Exercise brief - Go through the entries below and print each one exactly, leaving out pictures.

:: Records for the exercise ::

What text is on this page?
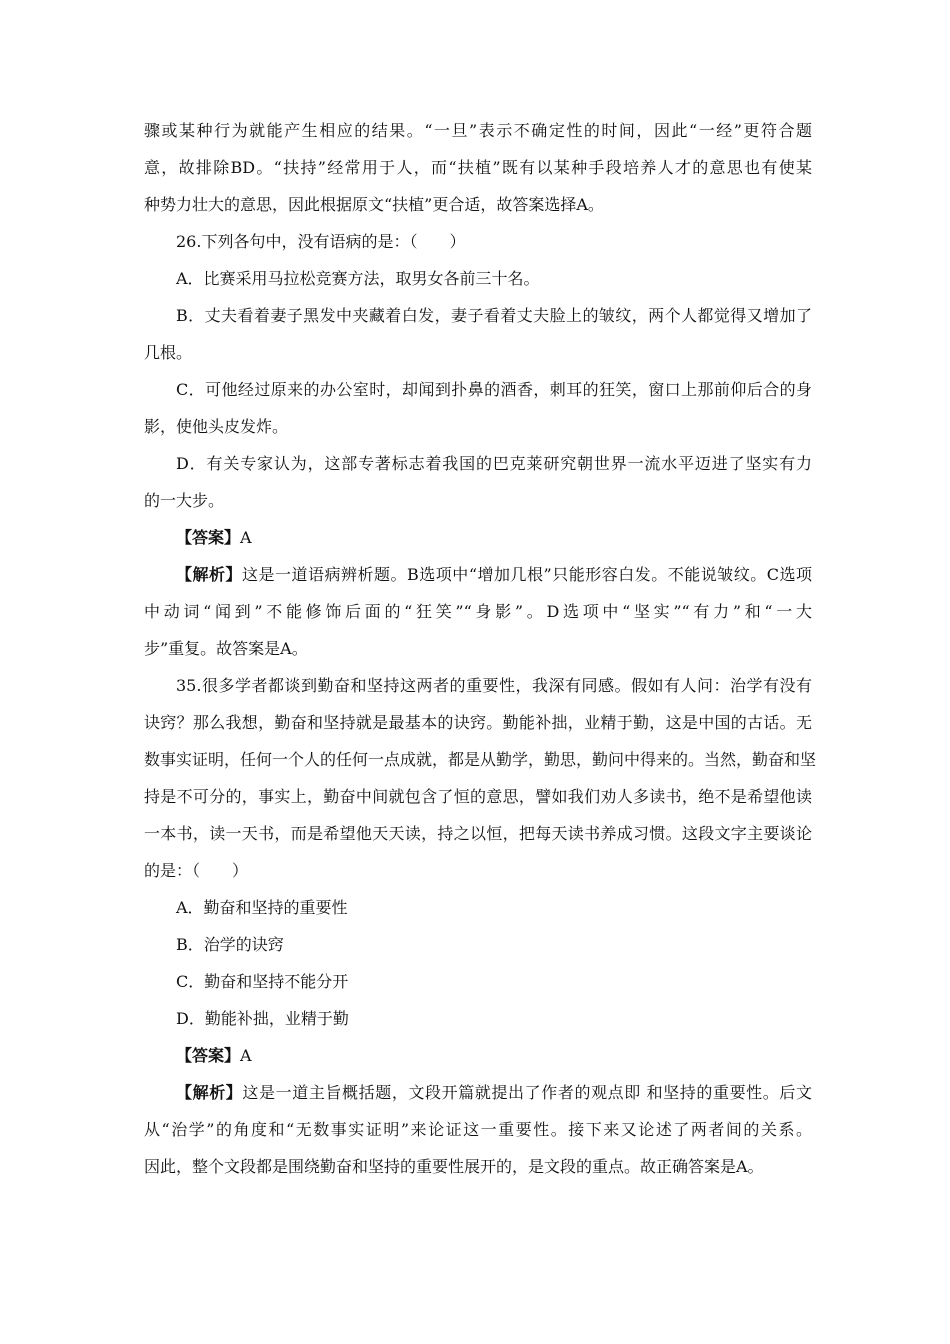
骤或某种行为就能产生相应的结果。“一旦”表示不确定性的时间，因此“一经”更符合题
意，故排除BD。“扶持”经常用于人，而“扶植”既有以某种手段培养人才的意思也有使某
种势力壮大的意思，因此根据原文“扶植”更合适，故答案选择A。
26.下列各句中，没有语病的是：（　　）
A．比赛采用马拉松竞赛方法，取男女各前三十名。
B．丈夫看着妻子黑发中夹藏着白发，妻子看着丈夫脸上的皱纹，两个人都觉得又增加了
几根。
C．可他经过原来的办公室时，却闻到扑鼻的酒香，刺耳的狂笑，窗口上那前仰后合的身
影，使他头皮发炸。
D．有关专家认为，这部专著标志着我国的巴克莱研究朝世界一流水平迈进了坚实有力
的一大步。
【答案】A
【解析】这是一道语病辨析题。B选项中“增加几根”只能形容白发。不能说皱纹。C选项
中动词“闻到”不能修饰后面的“狂笑”“身影”。D选项中“坚实”“有力”和“一大
步”重复。故答案是A。
35.很多学者都谈到勤奋和坚持这两者的重要性，我深有同感。假如有人问：治学有没有
诀窍？那么我想，勤奋和坚持就是最基本的诀窍。勤能补拙，业精于勤，这是中国的古话。无
数事实证明，任何一个人的任何一点成就，都是从勤学，勤思，勤问中得来的。当然，勤奋和坚
持是不可分的，事实上，勤奋中间就包含了恒的意思，譬如我们劝人多读书，绝不是希望他读
一本书，读一天书，而是希望他天天读，持之以恒，把每天读书养成习惯。这段文字主要谈论
的是：（　　）
A．勤奋和坚持的重要性
B．治学的诀窍
C．勤奋和坚持不能分开
D．勤能补拙，业精于勤
【答案】A
【解析】这是一道主旨概括题，文段开篇就提出了作者的观点即 和坚持的重要性。后文
从“治学”的角度和“无数事实证明”来论证这一重要性。接下来又论述了两者间的关系。
因此，整个文段都是围绕勤奋和坚持的重要性展开的，是文段的重点。故正确答案是A。
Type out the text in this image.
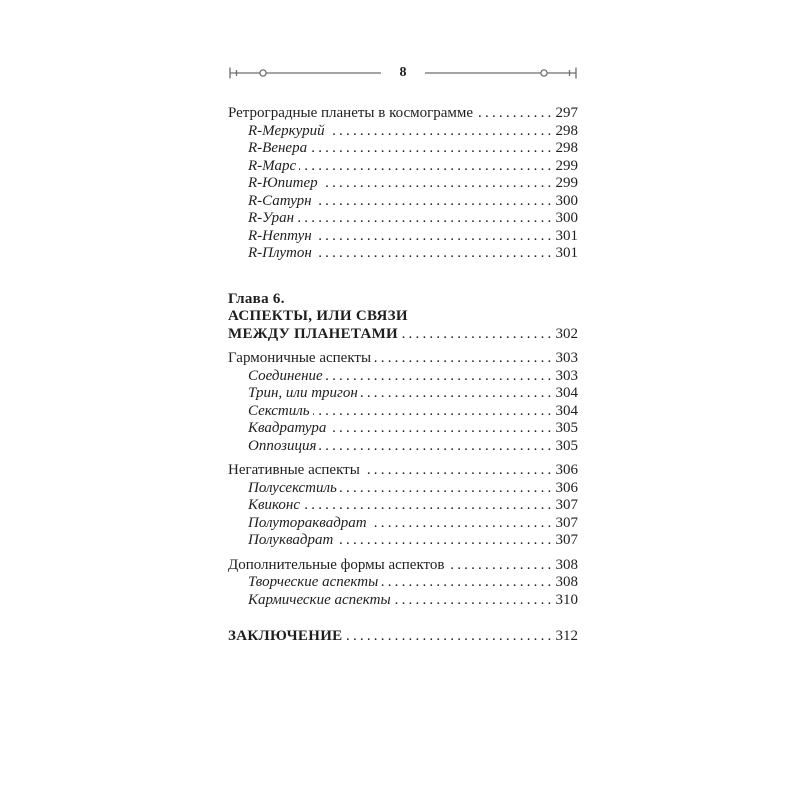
8
Ретроградные планеты в космограмме .....	297
R-Меркурий .....	298
R-Венера .....	298
R-Марс .....	299
R-Юпитер .....	299
R-Сатурн .....	300
R-Уран .....	300
R-Нептун .....	301
R-Плутон .....	301
Глава 6.
АСПЕКТЫ, ИЛИ СВЯЗИ
МЕЖДУ ПЛАНЕТАМИ .....	302
Гармоничные аспекты .....	303
Соединение .....	303
Трин, или тригон .....	304
Секстиль .....	304
Квадратура .....	305
Оппозиция .....	305
Негативные аспекты .....	306
Полусекстиль .....	306
Квиконс .....	307
Полутораквадрат .....	307
Полуквадрат .....	307
Дополнительные формы аспектов .....	308
Творческие аспекты .....	308
Кармические аспекты .....	310
ЗАКЛЮЧЕНИЕ .....	312
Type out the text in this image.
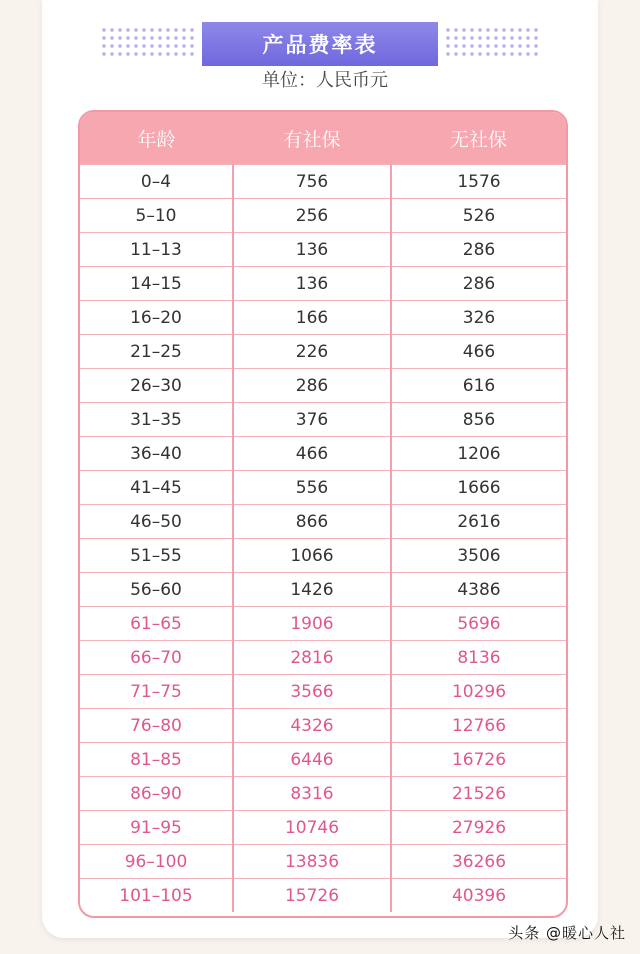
产品费率表
单位：人民币元
年龄	有社保	无社保
0–4	756	1576
5–10	256	526
11–13	136	286
14–15	136	286
16–20	166	326
21–25	226	466
26–30	286	616
31–35	376	856
36–40	466	1206
41–45	556	1666
46–50	866	2616
51–55	1066	3506
56–60	1426	4386
61–65	1906	5696
66–70	2816	8136
71–75	3566	10296
76–80	4326	12766
81–85	6446	16726
86–90	8316	21526
91–95	10746	27926
96–100	13836	36266
101–105	15726	40396
头条 @暖心人社
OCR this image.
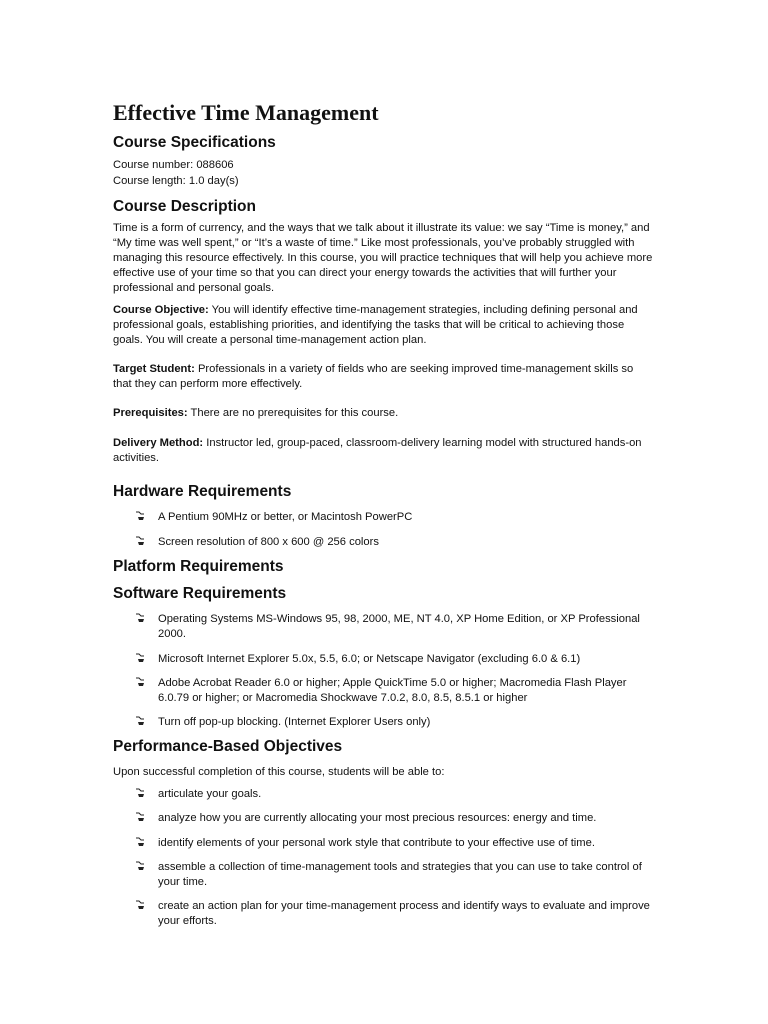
Effective Time Management
Course Specifications

Course number: 088606

Course length: 1.0 day(s)

Course Description

Time is a form of currency, and the ways that we talk about it illustrate its value: we say “Time is money,” and “My time was well spent,” or “It’s a waste of time.” Like most professionals, you’ve probably struggled with managing this resource effectively. In this course, you will practice techniques that will help you achieve more effective use of your time so that you can direct your energy towards the activities that will further your professional and personal goals.

Course Objective: You will identify effective time-management strategies, including defining personal and professional goals, establishing priorities, and identifying the tasks that will be critical to achieving those goals. You will create a personal time-management action plan.

Target Student: Professionals in a variety of fields who are seeking improved time-management skills so that they can perform more effectively.

Prerequisites: There are no prerequisites for this course.

Delivery Method: Instructor led, group-paced, classroom-delivery learning model with structured hands-on activities.

Hardware Requirements

A Pentium 90MHz or better, or Macintosh PowerPC

Screen resolution of 800 x 600 @ 256 colors

Platform Requirements
Software Requirements

Operating Systems MS-Windows 95, 98, 2000, ME, NT 4.0, XP Home Edition, or XP Professional 2000.

Microsoft Internet Explorer 5.0x, 5.5, 6.0; or Netscape Navigator (excluding 6.0 & 6.1)

Adobe Acrobat Reader 6.0 or higher; Apple QuickTime 5.0 or higher; Macromedia Flash Player 6.0.79 or higher; or Macromedia Shockwave 7.0.2, 8.0, 8.5, 8.5.1 or higher

Turn off pop-up blocking. (Internet Explorer Users only)

Performance-Based Objectives

Upon successful completion of this course, students will be able to:

articulate your goals.

analyze how you are currently allocating your most precious resources: energy and time.

identify elements of your personal work style that contribute to your effective use of time.

assemble a collection of time-management tools and strategies that you can use to take control of your time.

create an action plan for your time-management process and identify ways to evaluate and improve your efforts.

:::

Final result -
What text is on this page?
骤或某种行为就能产生相应的结果。“一旦”表示不确定性的时间，因此“一经”更符合题
意，故排除BD。“扶持”经常用于人，而“扶植”既有以某种手段培养人才的意思也有使某
种势力壮大的意思，因此根据原文“扶植”更合适，故答案选择A。
26.下列各句中，没有语病的是：（　　）
A．比赛采用马拉松竞赛方法，取男女各前三十名。
B．丈夫看着妻子黑发中夹藏着白发，妻子看着丈夫脸上的皱纹，两个人都觉得又增加了
几根。
C．可他经过原来的办公室时，却闻到扑鼻的酒香，刺耳的狂笑，窗口上那前仰后合的身
影，使他头皮发炸。
D．有关专家认为，这部专著标志着我国的巴克莱研究朝世界一流水平迈进了坚实有力
的一大步。
【答案】A
【解析】这是一道语病辨析题。B选项中“增加几根”只能形容白发。不能说皱纹。C选项
中动词“闻到”不能修饰后面的“狂笑”“身影”。D选项中“坚实”“有力”和“一大
步”重复。故答案是A。
35.很多学者都谈到勤奋和坚持这两者的重要性，我深有同感。假如有人问：治学有没有
诀窍？那么我想，勤奋和坚持就是最基本的诀窍。勤能补拙，业精于勤，这是中国的古话。无
数事实证明，任何一个人的任何一点成就，都是从勤学，勤思，勤问中得来的。当然，勤奋和坚
持是不可分的，事实上，勤奋中间就包含了恒的意思，譬如我们劝人多读书，绝不是希望他读
一本书，读一天书，而是希望他天天读，持之以恒，把每天读书养成习惯。这段文字主要谈论
的是：（　　）
A．勤奋和坚持的重要性
B．治学的诀窍
C．勤奋和坚持不能分开
D．勤能补拙，业精于勤
【答案】A
【解析】这是一道主旨概括题，文段开篇就提出了作者的观点即 和坚持的重要性。后文
从“治学”的角度和“无数事实证明”来论证这一重要性。接下来又论述了两者间的关系。
因此，整个文段都是围绕勤奋和坚持的重要性展开的，是文段的重点。故正确答案是A。
Type out the text in this image.
8
Ретроградные планеты в космограмме .....	297
R-Меркурий .....	298
R-Венера .....	298
R-Марс .....	299
R-Юпитер .....	299
R-Сатурн .....	300
R-Уран .....	300
R-Нептун .....	301
R-Плутон .....	301
Глава 6.
АСПЕКТЫ, ИЛИ СВЯЗИ
МЕЖДУ ПЛАНЕТАМИ .....	302
Гармоничные аспекты .....	303
Соединение .....	303
Трин, или тригон .....	304
Секстиль .....	304
Квадратура .....	305
Оппозиция .....	305
Негативные аспекты .....	306
Полусекстиль .....	306
Квиконс .....	307
Полутораквадрат .....	307
Полуквадрат .....	307
Дополнительные формы аспектов .....	308
Творческие аспекты .....	308
Кармические аспекты .....	310
ЗАКЛЮЧЕНИЕ .....	312
Type out the text in this image.
产品费率表
单位：人民币元
年龄	有社保	无社保
0–4	756	1576
5–10	256	526
11–13	136	286
14–15	136	286
16–20	166	326
21–25	226	466
26–30	286	616
31–35	376	856
36–40	466	1206
41–45	556	1666
46–50	866	2616
51–55	1066	3506
56–60	1426	4386
61–65	1906	5696
66–70	2816	8136
71–75	3566	10296
76–80	4326	12766
81–85	6446	16726
86–90	8316	21526
91–95	10746	27926
96–100	13836	36266
101–105	15726	40396
头条 @暖心人社
OCR this image.
Effective Time Management
Course Specifications

Course number: 088606

Course length: 1.0 day(s)

Course Description

Time is a form of currency, and the ways that we talk about it illustrate its value: we say “Time is money,” and “My time was well spent,” or “It’s a waste of time.” Like most professionals, you’ve probably struggled with managing this resource effectively. In this course, you will practice techniques that will help you achieve more effective use of your time so that you can direct your energy towards the activities that will further your professional and personal goals.

Course Objective: You will identify effective time-management strategies, including defining personal and professional goals, establishing priorities, and identifying the tasks that will be critical to achieving those goals. You will create a personal time-management action plan.

Target Student: Professionals in a variety of fields who are seeking improved time-management skills so that they can perform more effectively.

Prerequisites: There are no prerequisites for this course.

Delivery Method: Instructor led, group-paced, classroom-delivery learning model with structured hands-on activities.

Hardware Requirements

A Pentium 90MHz or better, or Macintosh PowerPC

Screen resolution of 800 x 600 @ 256 colors

Platform Requirements
Software Requirements

Operating Systems MS-Windows 95, 98, 2000, ME, NT 4.0, XP Home Edition, or XP Professional 2000.

Microsoft Internet Explorer 5.0x, 5.5, 6.0; or Netscape Navigator (excluding 6.0 & 6.1)

Adobe Acrobat Reader 6.0 or higher; Apple QuickTime 5.0 or higher; Macromedia Flash Player 6.0.79 or higher; or Macromedia Shockwave 7.0.2, 8.0, 8.5, 8.5.1 or higher

Turn off pop-up blocking. (Internet Explorer Users only)

Performance-Based Objectives

Upon successful completion of this course, students will be able to:

articulate your goals.

analyze how you are currently allocating your most precious resources: energy and time.

identify elements of your personal work style that contribute to your effective use of time.

assemble a collection of time-management tools and strategies that you can use to take control of your time.

create an action plan for your time-management process and identify ways to evaluate and improve your efforts.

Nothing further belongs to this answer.